* [WHAT THE TASK ASKS]: Skip every image and restate the data word for word.

Records that describe figures
..........

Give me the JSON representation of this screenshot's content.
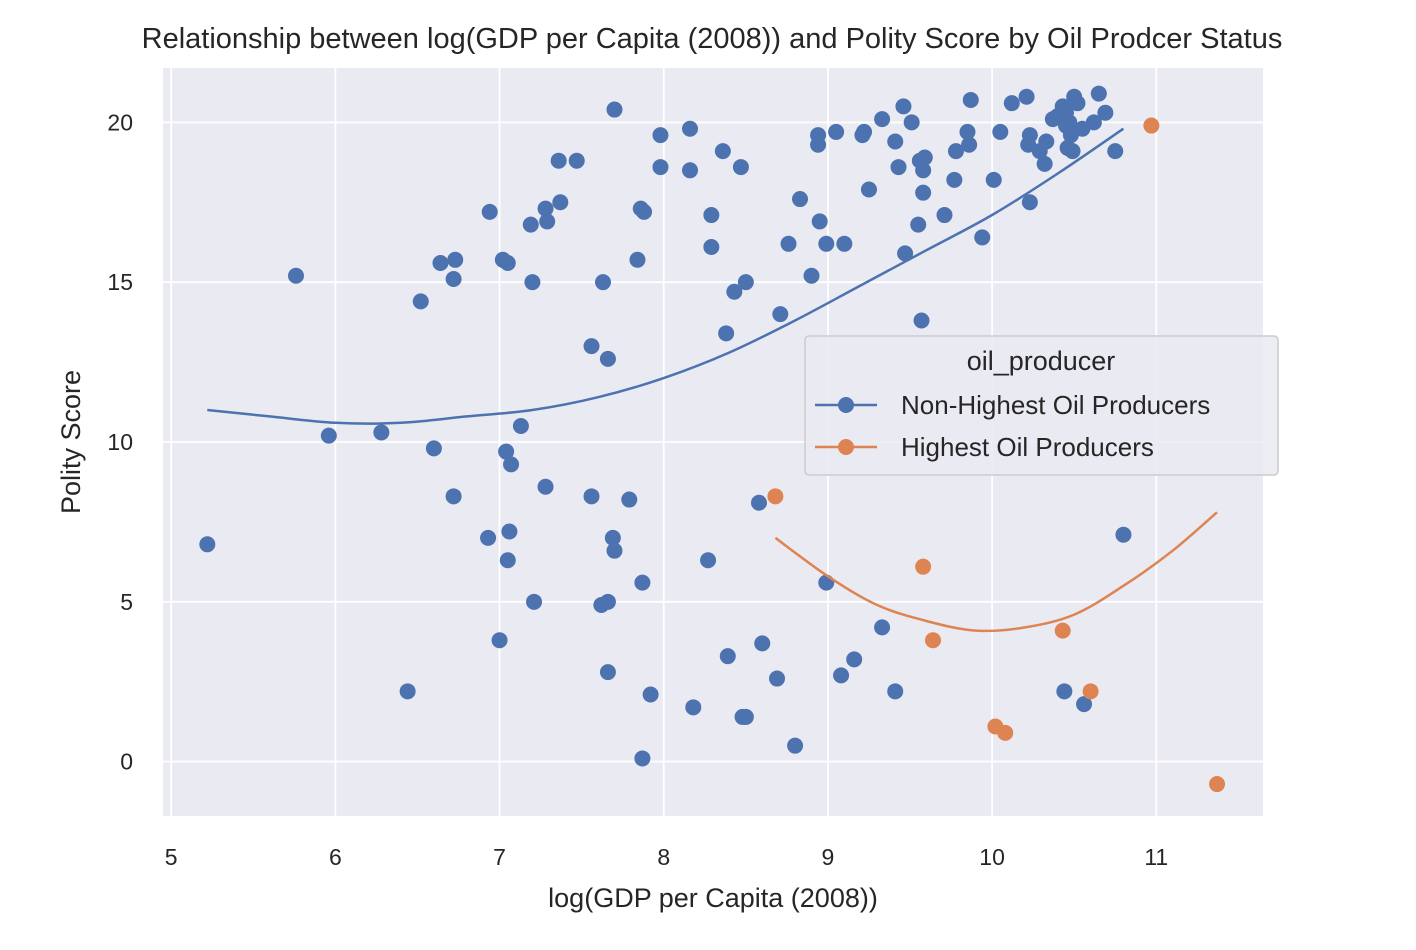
{
  "chart_data": {
    "type": "scatter",
    "title": "Relationship between log(GDP per Capita (2008)) and Polity Score by Oil Prodcer Status",
    "xlabel": "log(GDP per Capita (2008))",
    "ylabel": "Polity Score",
    "xlim": [
      4.95,
      11.65
    ],
    "ylim": [
      -1.7,
      21.7
    ],
    "xticks": [
      "5",
      "6",
      "7",
      "8",
      "9",
      "10",
      "11"
    ],
    "yticks": [
      "0",
      "5",
      "10",
      "15",
      "20"
    ],
    "grid": true,
    "legend": {
      "title": "oil_producer",
      "placement": "center-right"
    },
    "series": [
      {
        "name": "Non-Highest Oil Producers",
        "color": "#4c72b0",
        "fit_x": [
          5.22,
          5.6,
          6.0,
          6.4,
          6.8,
          7.2,
          7.6,
          8.0,
          8.4,
          8.8,
          9.2,
          9.6,
          10.0,
          10.4,
          10.8
        ],
        "fit_y": [
          11.0,
          10.8,
          10.6,
          10.6,
          10.8,
          11.0,
          11.4,
          12.0,
          12.8,
          13.8,
          14.9,
          16.0,
          17.1,
          18.4,
          19.8
        ],
        "points": [
          [
            5.22,
            6.8
          ],
          [
            5.76,
            15.2
          ],
          [
            5.96,
            10.2
          ],
          [
            6.28,
            10.3
          ],
          [
            6.44,
            2.2
          ],
          [
            6.52,
            14.4
          ],
          [
            6.6,
            9.8
          ],
          [
            6.64,
            15.6
          ],
          [
            6.72,
            15.1
          ],
          [
            6.73,
            15.7
          ],
          [
            6.72,
            8.3
          ],
          [
            6.94,
            17.2
          ],
          [
            6.93,
            7.0
          ],
          [
            7.0,
            3.8
          ],
          [
            7.02,
            15.7
          ],
          [
            7.05,
            15.6
          ],
          [
            7.04,
            9.7
          ],
          [
            7.07,
            9.3
          ],
          [
            7.06,
            7.2
          ],
          [
            7.05,
            6.3
          ],
          [
            7.13,
            10.5
          ],
          [
            7.19,
            16.8
          ],
          [
            7.2,
            15.0
          ],
          [
            7.21,
            5.0
          ],
          [
            7.28,
            17.3
          ],
          [
            7.29,
            16.9
          ],
          [
            7.28,
            8.6
          ],
          [
            7.37,
            17.5
          ],
          [
            7.36,
            18.8
          ],
          [
            7.47,
            18.8
          ],
          [
            7.56,
            13.0
          ],
          [
            7.56,
            8.3
          ],
          [
            7.63,
            15.0
          ],
          [
            7.62,
            4.9
          ],
          [
            7.66,
            12.6
          ],
          [
            7.66,
            5.0
          ],
          [
            7.66,
            2.8
          ],
          [
            7.69,
            7.0
          ],
          [
            7.7,
            6.6
          ],
          [
            7.7,
            20.4
          ],
          [
            7.79,
            8.2
          ],
          [
            7.84,
            15.7
          ],
          [
            7.86,
            17.3
          ],
          [
            7.88,
            17.2
          ],
          [
            7.87,
            5.6
          ],
          [
            7.87,
            0.1
          ],
          [
            7.92,
            2.1
          ],
          [
            7.98,
            19.6
          ],
          [
            7.98,
            18.6
          ],
          [
            8.16,
            19.8
          ],
          [
            8.16,
            18.5
          ],
          [
            8.18,
            1.7
          ],
          [
            8.29,
            17.1
          ],
          [
            8.29,
            16.1
          ],
          [
            8.27,
            6.3
          ],
          [
            8.36,
            19.1
          ],
          [
            8.38,
            13.4
          ],
          [
            8.39,
            3.3
          ],
          [
            8.43,
            14.7
          ],
          [
            8.47,
            18.6
          ],
          [
            8.48,
            1.4
          ],
          [
            8.5,
            1.4
          ],
          [
            8.5,
            15.0
          ],
          [
            8.58,
            8.1
          ],
          [
            8.6,
            3.7
          ],
          [
            8.69,
            2.6
          ],
          [
            8.71,
            14.0
          ],
          [
            8.76,
            16.2
          ],
          [
            8.8,
            0.5
          ],
          [
            8.83,
            17.6
          ],
          [
            8.9,
            15.2
          ],
          [
            8.94,
            19.6
          ],
          [
            8.94,
            19.3
          ],
          [
            8.95,
            16.9
          ],
          [
            8.99,
            16.2
          ],
          [
            8.99,
            5.6
          ],
          [
            9.05,
            19.7
          ],
          [
            9.08,
            2.7
          ],
          [
            9.1,
            16.2
          ],
          [
            9.16,
            3.2
          ],
          [
            9.21,
            19.6
          ],
          [
            9.22,
            19.7
          ],
          [
            9.25,
            17.9
          ],
          [
            9.33,
            20.1
          ],
          [
            9.33,
            4.2
          ],
          [
            9.41,
            19.4
          ],
          [
            9.43,
            18.6
          ],
          [
            9.41,
            2.2
          ],
          [
            9.46,
            20.5
          ],
          [
            9.47,
            15.9
          ],
          [
            9.51,
            20.0
          ],
          [
            9.55,
            16.8
          ],
          [
            9.56,
            18.8
          ],
          [
            9.58,
            18.5
          ],
          [
            9.58,
            17.8
          ],
          [
            9.59,
            18.9
          ],
          [
            9.57,
            13.8
          ],
          [
            9.71,
            17.1
          ],
          [
            9.77,
            18.2
          ],
          [
            9.78,
            19.1
          ],
          [
            9.85,
            19.7
          ],
          [
            9.86,
            19.3
          ],
          [
            9.87,
            20.7
          ],
          [
            9.94,
            16.4
          ],
          [
            10.01,
            18.2
          ],
          [
            10.05,
            19.7
          ],
          [
            10.12,
            20.6
          ],
          [
            10.21,
            20.8
          ],
          [
            10.22,
            19.3
          ],
          [
            10.23,
            19.6
          ],
          [
            10.23,
            17.5
          ],
          [
            10.29,
            19.1
          ],
          [
            10.33,
            19.4
          ],
          [
            10.32,
            18.7
          ],
          [
            10.37,
            20.1
          ],
          [
            10.4,
            20.2
          ],
          [
            10.43,
            20.5
          ],
          [
            10.45,
            20.3
          ],
          [
            10.45,
            19.9
          ],
          [
            10.46,
            19.2
          ],
          [
            10.47,
            20.0
          ],
          [
            10.49,
            19.1
          ],
          [
            10.48,
            19.6
          ],
          [
            10.5,
            20.8
          ],
          [
            10.52,
            20.6
          ],
          [
            10.55,
            19.8
          ],
          [
            10.62,
            20.0
          ],
          [
            10.65,
            20.9
          ],
          [
            10.69,
            20.3
          ],
          [
            10.75,
            19.1
          ],
          [
            10.44,
            2.2
          ],
          [
            10.56,
            1.8
          ],
          [
            10.8,
            7.1
          ]
        ]
      },
      {
        "name": "Highest Oil Producers",
        "color": "#dd8452",
        "fit_x": [
          8.68,
          9.0,
          9.3,
          9.6,
          9.9,
          10.2,
          10.5,
          10.8,
          11.1,
          11.37
        ],
        "fit_y": [
          7.0,
          5.8,
          4.9,
          4.4,
          4.1,
          4.2,
          4.6,
          5.5,
          6.6,
          7.8
        ],
        "points": [
          [
            8.68,
            8.3
          ],
          [
            9.58,
            6.1
          ],
          [
            9.64,
            3.8
          ],
          [
            10.02,
            1.1
          ],
          [
            10.08,
            0.9
          ],
          [
            10.43,
            4.1
          ],
          [
            10.6,
            2.2
          ],
          [
            10.97,
            19.9
          ],
          [
            11.37,
            -0.7
          ]
        ]
      }
    ]
  }
}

..........

* [TASK SOLUTION]:
Give me the JSON representation of this screenshot's content.
{
  "chart_data": {
    "type": "scatter",
    "title": "Relationship between log(GDP per Capita (2008)) and Polity Score by Oil Prodcer Status",
    "xlabel": "log(GDP per Capita (2008))",
    "ylabel": "Polity Score",
    "xlim": [
      4.95,
      11.65
    ],
    "ylim": [
      -1.7,
      21.7
    ],
    "xticks": [
      "5",
      "6",
      "7",
      "8",
      "9",
      "10",
      "11"
    ],
    "yticks": [
      "0",
      "5",
      "10",
      "15",
      "20"
    ],
    "grid": true,
    "legend": {
      "title": "oil_producer",
      "placement": "center-right"
    },
    "series": [
      {
        "name": "Non-Highest Oil Producers",
        "color": "#4c72b0",
        "fit_x": [
          5.22,
          5.6,
          6.0,
          6.4,
          6.8,
          7.2,
          7.6,
          8.0,
          8.4,
          8.8,
          9.2,
          9.6,
          10.0,
          10.4,
          10.8
        ],
        "fit_y": [
          11.0,
          10.8,
          10.6,
          10.6,
          10.8,
          11.0,
          11.4,
          12.0,
          12.8,
          13.8,
          14.9,
          16.0,
          17.1,
          18.4,
          19.8
        ],
        "points": [
          [
            5.22,
            6.8
          ],
          [
            5.76,
            15.2
          ],
          [
            5.96,
            10.2
          ],
          [
            6.28,
            10.3
          ],
          [
            6.44,
            2.2
          ],
          [
            6.52,
            14.4
          ],
          [
            6.6,
            9.8
          ],
          [
            6.64,
            15.6
          ],
          [
            6.72,
            15.1
          ],
          [
            6.73,
            15.7
          ],
          [
            6.72,
            8.3
          ],
          [
            6.94,
            17.2
          ],
          [
            6.93,
            7.0
          ],
          [
            7.0,
            3.8
          ],
          [
            7.02,
            15.7
          ],
          [
            7.05,
            15.6
          ],
          [
            7.04,
            9.7
          ],
          [
            7.07,
            9.3
          ],
          [
            7.06,
            7.2
          ],
          [
            7.05,
            6.3
          ],
          [
            7.13,
            10.5
          ],
          [
            7.19,
            16.8
          ],
          [
            7.2,
            15.0
          ],
          [
            7.21,
            5.0
          ],
          [
            7.28,
            17.3
          ],
          [
            7.29,
            16.9
          ],
          [
            7.28,
            8.6
          ],
          [
            7.37,
            17.5
          ],
          [
            7.36,
            18.8
          ],
          [
            7.47,
            18.8
          ],
          [
            7.56,
            13.0
          ],
          [
            7.56,
            8.3
          ],
          [
            7.63,
            15.0
          ],
          [
            7.62,
            4.9
          ],
          [
            7.66,
            12.6
          ],
          [
            7.66,
            5.0
          ],
          [
            7.66,
            2.8
          ],
          [
            7.69,
            7.0
          ],
          [
            7.7,
            6.6
          ],
          [
            7.7,
            20.4
          ],
          [
            7.79,
            8.2
          ],
          [
            7.84,
            15.7
          ],
          [
            7.86,
            17.3
          ],
          [
            7.88,
            17.2
          ],
          [
            7.87,
            5.6
          ],
          [
            7.87,
            0.1
          ],
          [
            7.92,
            2.1
          ],
          [
            7.98,
            19.6
          ],
          [
            7.98,
            18.6
          ],
          [
            8.16,
            19.8
          ],
          [
            8.16,
            18.5
          ],
          [
            8.18,
            1.7
          ],
          [
            8.29,
            17.1
          ],
          [
            8.29,
            16.1
          ],
          [
            8.27,
            6.3
          ],
          [
            8.36,
            19.1
          ],
          [
            8.38,
            13.4
          ],
          [
            8.39,
            3.3
          ],
          [
            8.43,
            14.7
          ],
          [
            8.47,
            18.6
          ],
          [
            8.48,
            1.4
          ],
          [
            8.5,
            1.4
          ],
          [
            8.5,
            15.0
          ],
          [
            8.58,
            8.1
          ],
          [
            8.6,
            3.7
          ],
          [
            8.69,
            2.6
          ],
          [
            8.71,
            14.0
          ],
          [
            8.76,
            16.2
          ],
          [
            8.8,
            0.5
          ],
          [
            8.83,
            17.6
          ],
          [
            8.9,
            15.2
          ],
          [
            8.94,
            19.6
          ],
          [
            8.94,
            19.3
          ],
          [
            8.95,
            16.9
          ],
          [
            8.99,
            16.2
          ],
          [
            8.99,
            5.6
          ],
          [
            9.05,
            19.7
          ],
          [
            9.08,
            2.7
          ],
          [
            9.1,
            16.2
          ],
          [
            9.16,
            3.2
          ],
          [
            9.21,
            19.6
          ],
          [
            9.22,
            19.7
          ],
          [
            9.25,
            17.9
          ],
          [
            9.33,
            20.1
          ],
          [
            9.33,
            4.2
          ],
          [
            9.41,
            19.4
          ],
          [
            9.43,
            18.6
          ],
          [
            9.41,
            2.2
          ],
          [
            9.46,
            20.5
          ],
          [
            9.47,
            15.9
          ],
          [
            9.51,
            20.0
          ],
          [
            9.55,
            16.8
          ],
          [
            9.56,
            18.8
          ],
          [
            9.58,
            18.5
          ],
          [
            9.58,
            17.8
          ],
          [
            9.59,
            18.9
          ],
          [
            9.57,
            13.8
          ],
          [
            9.71,
            17.1
          ],
          [
            9.77,
            18.2
          ],
          [
            9.78,
            19.1
          ],
          [
            9.85,
            19.7
          ],
          [
            9.86,
            19.3
          ],
          [
            9.87,
            20.7
          ],
          [
            9.94,
            16.4
          ],
          [
            10.01,
            18.2
          ],
          [
            10.05,
            19.7
          ],
          [
            10.12,
            20.6
          ],
          [
            10.21,
            20.8
          ],
          [
            10.22,
            19.3
          ],
          [
            10.23,
            19.6
          ],
          [
            10.23,
            17.5
          ],
          [
            10.29,
            19.1
          ],
          [
            10.33,
            19.4
          ],
          [
            10.32,
            18.7
          ],
          [
            10.37,
            20.1
          ],
          [
            10.4,
            20.2
          ],
          [
            10.43,
            20.5
          ],
          [
            10.45,
            20.3
          ],
          [
            10.45,
            19.9
          ],
          [
            10.46,
            19.2
          ],
          [
            10.47,
            20.0
          ],
          [
            10.49,
            19.1
          ],
          [
            10.48,
            19.6
          ],
          [
            10.5,
            20.8
          ],
          [
            10.52,
            20.6
          ],
          [
            10.55,
            19.8
          ],
          [
            10.62,
            20.0
          ],
          [
            10.65,
            20.9
          ],
          [
            10.69,
            20.3
          ],
          [
            10.75,
            19.1
          ],
          [
            10.44,
            2.2
          ],
          [
            10.56,
            1.8
          ],
          [
            10.8,
            7.1
          ]
        ]
      },
      {
        "name": "Highest Oil Producers",
        "color": "#dd8452",
        "fit_x": [
          8.68,
          9.0,
          9.3,
          9.6,
          9.9,
          10.2,
          10.5,
          10.8,
          11.1,
          11.37
        ],
        "fit_y": [
          7.0,
          5.8,
          4.9,
          4.4,
          4.1,
          4.2,
          4.6,
          5.5,
          6.6,
          7.8
        ],
        "points": [
          [
            8.68,
            8.3
          ],
          [
            9.58,
            6.1
          ],
          [
            9.64,
            3.8
          ],
          [
            10.02,
            1.1
          ],
          [
            10.08,
            0.9
          ],
          [
            10.43,
            4.1
          ],
          [
            10.6,
            2.2
          ],
          [
            10.97,
            19.9
          ],
          [
            11.37,
            -0.7
          ]
        ]
      }
    ]
  }
}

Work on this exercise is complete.